• **ACTIVITY LIST**:
- a) In the court opinion excerpt below about hospital suicide cases, rewrite the paragraph beginning "Two other federal decisions" as a short list, keeping its main facts.
- b) Using the court opinion excerpt below, say whether each statement agrees with it. Answer yes or no and quote the deciding words.
(i) In Baker, the patient was placed on an open ward after a V. A. doctor judged he was not a suicide risk.
(ii) Baker left his ward a week after being assigned to it.
(iii) The Eighth Circuit reversed the trial judge in Baker.
- c) Extend the court opinion excerpt below on hospital liability for patient suicide, picking up after its final line.
PAGE TEXT: Begin
Baker v. United States, 226 F.Supp. 129 (S.D.Iowa 1964), aff’d 343 F.2d 222 (8th Cir. 1965), cited by the government, while strikingly similar to the case at bar does not satisfy this test. In Baker the patient, who had been referred to a V. A. hospital by a private physician who had noted suicidal tendencies, was also assigned to an open ward after a V. A. doctor concluded he was not a suicide risk. Three days later, Baker left his ward and jumped into a open well on the hospital grounds. The trial judge, noting that modern psychiatric theory requires some “calculated risks,” found no negligence, and the Eighth Circuit affirmed.

Assuming, arguendo, that we must reconcile our result here wit Baker, a case from another circuit which may or may not be correct, there is one important point of distinction between the two sets of facts. In Baker, there is no suggestion that hospital officials had any reason to believe the patient’s psychological condition was further deteriorating after his initial admission examination. Here, by contrast, it is undisputed that Dinnerstein told Dr. Clark that he was becoming even more depressed — apparently due to the lack of either individual therapy or anti-depressant medication, or both.

Two other federal decisions finding no negligence in the suicides of government patients are similarly distinguishable by the fact that in both there was no evidence of recent suicide tendencies or attempts. See, White v. United States, 244 F.Supp. 127, 129-131 (E.D.Va. 1965), aff’d, 359 F.2d 989 (4th Cir. 1966) (last suicidal “gesture” occurred fourteen years before actual suicide; the Fourth Circuit held that the finding of non-negligence, while “highly debatable,” was not reversible); Frederic v. United States, 246 F.Supp. 368, 371 (E.D.La. 1965) (patient, hospitalized for non-psychiatric reasons, had never previously attempted nor threatened suicide).

[3] See, e. g., Perr, Suicide Responsibility of Hospital and Psychiatrist, 9 Clev.-Mar. L.R. 427, 439-40 (1960).
[4] See, generally, B. Ennis, Prisoners of Psychiatry (1972); T. Szasz, Law, Liberty and Psychiatry (1963); Note, Civil Commitment of the Mentally Ill: Theories and Procedures, 79 Harv.L.R. 1288 (1966). Cf. Jackson v. Indiana, 406 U.S. 715, 92 S.Ct. 1845, 32 L.Ed.2d 435 (1972) (due process standards applied to competency statutes).
PAGE TEXT: End
DATA EXCERPTS: Begin
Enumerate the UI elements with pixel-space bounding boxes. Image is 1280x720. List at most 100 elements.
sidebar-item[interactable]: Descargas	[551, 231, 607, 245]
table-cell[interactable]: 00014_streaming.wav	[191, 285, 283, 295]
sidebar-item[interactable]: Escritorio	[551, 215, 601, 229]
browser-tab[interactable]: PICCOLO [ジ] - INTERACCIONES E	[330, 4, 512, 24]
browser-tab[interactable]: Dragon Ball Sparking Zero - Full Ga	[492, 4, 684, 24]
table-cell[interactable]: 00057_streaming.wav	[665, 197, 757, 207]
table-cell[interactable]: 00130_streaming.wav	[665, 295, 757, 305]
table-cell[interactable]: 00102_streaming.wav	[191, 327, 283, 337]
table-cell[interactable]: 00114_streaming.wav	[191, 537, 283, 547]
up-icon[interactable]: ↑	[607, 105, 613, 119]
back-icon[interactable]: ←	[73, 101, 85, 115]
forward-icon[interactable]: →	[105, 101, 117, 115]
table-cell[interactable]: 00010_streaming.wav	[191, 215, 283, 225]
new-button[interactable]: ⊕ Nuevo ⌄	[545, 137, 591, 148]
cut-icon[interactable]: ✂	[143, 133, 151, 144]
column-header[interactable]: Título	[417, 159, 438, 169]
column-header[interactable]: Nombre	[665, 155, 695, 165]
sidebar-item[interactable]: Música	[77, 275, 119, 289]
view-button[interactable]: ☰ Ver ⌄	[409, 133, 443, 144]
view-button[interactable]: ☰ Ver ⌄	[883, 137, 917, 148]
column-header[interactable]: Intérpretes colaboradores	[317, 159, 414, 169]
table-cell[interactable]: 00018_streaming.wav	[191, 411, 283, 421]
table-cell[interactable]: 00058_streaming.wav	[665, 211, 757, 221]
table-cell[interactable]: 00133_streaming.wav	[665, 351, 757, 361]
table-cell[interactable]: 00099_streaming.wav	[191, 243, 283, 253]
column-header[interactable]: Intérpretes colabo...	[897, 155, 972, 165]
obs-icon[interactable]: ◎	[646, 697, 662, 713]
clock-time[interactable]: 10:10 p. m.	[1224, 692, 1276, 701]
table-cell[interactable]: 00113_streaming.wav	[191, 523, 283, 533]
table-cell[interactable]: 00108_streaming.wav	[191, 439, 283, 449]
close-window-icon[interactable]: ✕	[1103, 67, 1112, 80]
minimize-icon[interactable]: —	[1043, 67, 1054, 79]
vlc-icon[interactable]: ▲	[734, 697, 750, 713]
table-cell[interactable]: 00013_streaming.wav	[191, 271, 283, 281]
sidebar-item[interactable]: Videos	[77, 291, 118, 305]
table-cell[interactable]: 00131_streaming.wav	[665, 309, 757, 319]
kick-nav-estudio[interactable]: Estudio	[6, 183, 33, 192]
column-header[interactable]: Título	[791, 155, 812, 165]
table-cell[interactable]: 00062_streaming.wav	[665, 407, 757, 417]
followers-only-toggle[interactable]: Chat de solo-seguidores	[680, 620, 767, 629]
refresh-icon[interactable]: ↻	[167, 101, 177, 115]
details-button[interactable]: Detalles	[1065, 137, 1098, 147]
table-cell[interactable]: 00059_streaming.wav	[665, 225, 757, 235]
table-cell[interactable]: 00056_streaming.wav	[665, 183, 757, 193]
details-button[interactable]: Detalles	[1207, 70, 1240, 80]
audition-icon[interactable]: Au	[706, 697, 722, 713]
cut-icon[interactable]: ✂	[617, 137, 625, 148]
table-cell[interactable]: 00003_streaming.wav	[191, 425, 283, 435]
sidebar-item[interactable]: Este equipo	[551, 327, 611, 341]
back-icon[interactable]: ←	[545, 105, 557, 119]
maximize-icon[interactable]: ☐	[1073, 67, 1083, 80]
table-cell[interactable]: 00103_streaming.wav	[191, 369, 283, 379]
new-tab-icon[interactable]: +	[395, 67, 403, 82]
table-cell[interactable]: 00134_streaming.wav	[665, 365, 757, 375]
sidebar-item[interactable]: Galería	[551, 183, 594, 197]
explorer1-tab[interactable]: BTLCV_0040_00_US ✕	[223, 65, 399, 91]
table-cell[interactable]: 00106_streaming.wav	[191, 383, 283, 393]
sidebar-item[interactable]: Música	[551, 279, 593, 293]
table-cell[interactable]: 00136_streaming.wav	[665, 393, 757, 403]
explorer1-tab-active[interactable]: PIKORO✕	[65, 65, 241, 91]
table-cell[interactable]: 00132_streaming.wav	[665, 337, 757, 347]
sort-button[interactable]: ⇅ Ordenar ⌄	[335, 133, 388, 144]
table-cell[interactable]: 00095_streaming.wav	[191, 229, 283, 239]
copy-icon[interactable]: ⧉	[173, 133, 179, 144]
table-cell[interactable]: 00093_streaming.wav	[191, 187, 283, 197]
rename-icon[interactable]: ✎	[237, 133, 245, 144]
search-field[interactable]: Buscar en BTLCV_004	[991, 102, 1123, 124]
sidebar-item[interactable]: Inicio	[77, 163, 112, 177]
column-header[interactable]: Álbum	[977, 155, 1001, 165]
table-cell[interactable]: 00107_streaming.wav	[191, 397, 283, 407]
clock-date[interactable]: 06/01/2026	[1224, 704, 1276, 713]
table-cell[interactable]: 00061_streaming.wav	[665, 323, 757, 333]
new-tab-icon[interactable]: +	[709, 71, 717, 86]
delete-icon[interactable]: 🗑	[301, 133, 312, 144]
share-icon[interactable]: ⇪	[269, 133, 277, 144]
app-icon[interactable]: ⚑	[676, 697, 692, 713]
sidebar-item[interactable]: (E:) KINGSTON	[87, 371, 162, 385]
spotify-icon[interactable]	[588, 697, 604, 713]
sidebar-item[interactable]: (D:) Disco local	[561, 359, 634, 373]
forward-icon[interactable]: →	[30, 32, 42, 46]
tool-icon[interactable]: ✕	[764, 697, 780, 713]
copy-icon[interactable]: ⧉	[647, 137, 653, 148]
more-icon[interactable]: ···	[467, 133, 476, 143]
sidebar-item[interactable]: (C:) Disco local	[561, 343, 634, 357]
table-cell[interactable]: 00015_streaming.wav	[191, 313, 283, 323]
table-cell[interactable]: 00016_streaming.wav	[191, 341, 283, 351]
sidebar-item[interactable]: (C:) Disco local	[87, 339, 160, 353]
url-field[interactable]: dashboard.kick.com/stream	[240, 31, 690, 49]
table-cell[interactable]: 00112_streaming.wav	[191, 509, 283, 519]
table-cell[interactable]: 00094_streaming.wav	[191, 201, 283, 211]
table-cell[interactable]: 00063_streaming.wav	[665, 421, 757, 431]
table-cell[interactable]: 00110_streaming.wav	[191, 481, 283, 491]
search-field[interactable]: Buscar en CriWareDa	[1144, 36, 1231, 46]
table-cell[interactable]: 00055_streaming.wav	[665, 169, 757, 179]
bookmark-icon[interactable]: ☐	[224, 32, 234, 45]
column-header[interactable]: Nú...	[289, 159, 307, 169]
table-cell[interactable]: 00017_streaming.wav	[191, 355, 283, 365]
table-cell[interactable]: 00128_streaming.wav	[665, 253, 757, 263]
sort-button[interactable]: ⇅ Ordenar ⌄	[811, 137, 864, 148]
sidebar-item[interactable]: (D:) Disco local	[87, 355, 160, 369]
DATA EXCERPTS: End
• **EXPECTED OUTPUTS**:
- a)
- Two other federal decisions found no negligence in the suicides of government patients. Both are distinguishable because neither had evidence of recent suicide tendencies or attempts.
- White v. United States, 244 F.Supp. 127 (E.D.Va. 1965), aff'd, 359 F.2d 989 (4th Cir. 1966): the last suicidal "gesture" came fourteen years before the suicide. The Fourth Circuit held that the finding of non-negligence was "highly debatable" but not reversible.
- Frederic v. United States, 246 F.Supp. 368 (E.D.La. 1965): the patient was hospitalized for non-psychiatric reasons and had never attempted or threatened suicide.

- b)
(i) Yes: "was also assigned to an open ward after a V. A. doctor concluded he was not a suicide risk"
(ii) No: "Three days later, Baker left his ward"
(iii) No: "found no negligence, and the Eighth Circuit affirmed"

- c)
[5] See, Lucy Webb Hayes National Training School for Deaconesses and Missionaries v. Perotti, 136 U.S.App.D.C. 122, 419 F.2d 704, 707-708 (1969) (Bazelon, C. J.):

The mental hospital functions in this new model as a repair shop rather than as a human junkyard. Confinement and physical restraint are no longer the defining qualities of hospitalization. Since the emphasis is upon treatment, the atmosphere of the hospital should encourage recovery by allowing the patient to assume progressively greater and greater responsibility.
Since confinement and restraint may deny the patient the sense of responsibility and self-control essential to his recovery, the argument runs, limitations upon his freedom of movement are appropriate only when necessary for the safety of the patient or others. And since the restraint required for absolute safety may be inconsistent with effective therapy, calculated risks must sometimes be taken.
. . . Real challenges and real responsibility for the patient imply the risk of real failures, however. Some patients will prove unready for responsibility, and may injure themselves or others. In a real sense these failures are the inevitable cost of any treatment program oriented toward returning patients to the community. But the law nevertheless must allocate at least the economic losses occasioned thereby.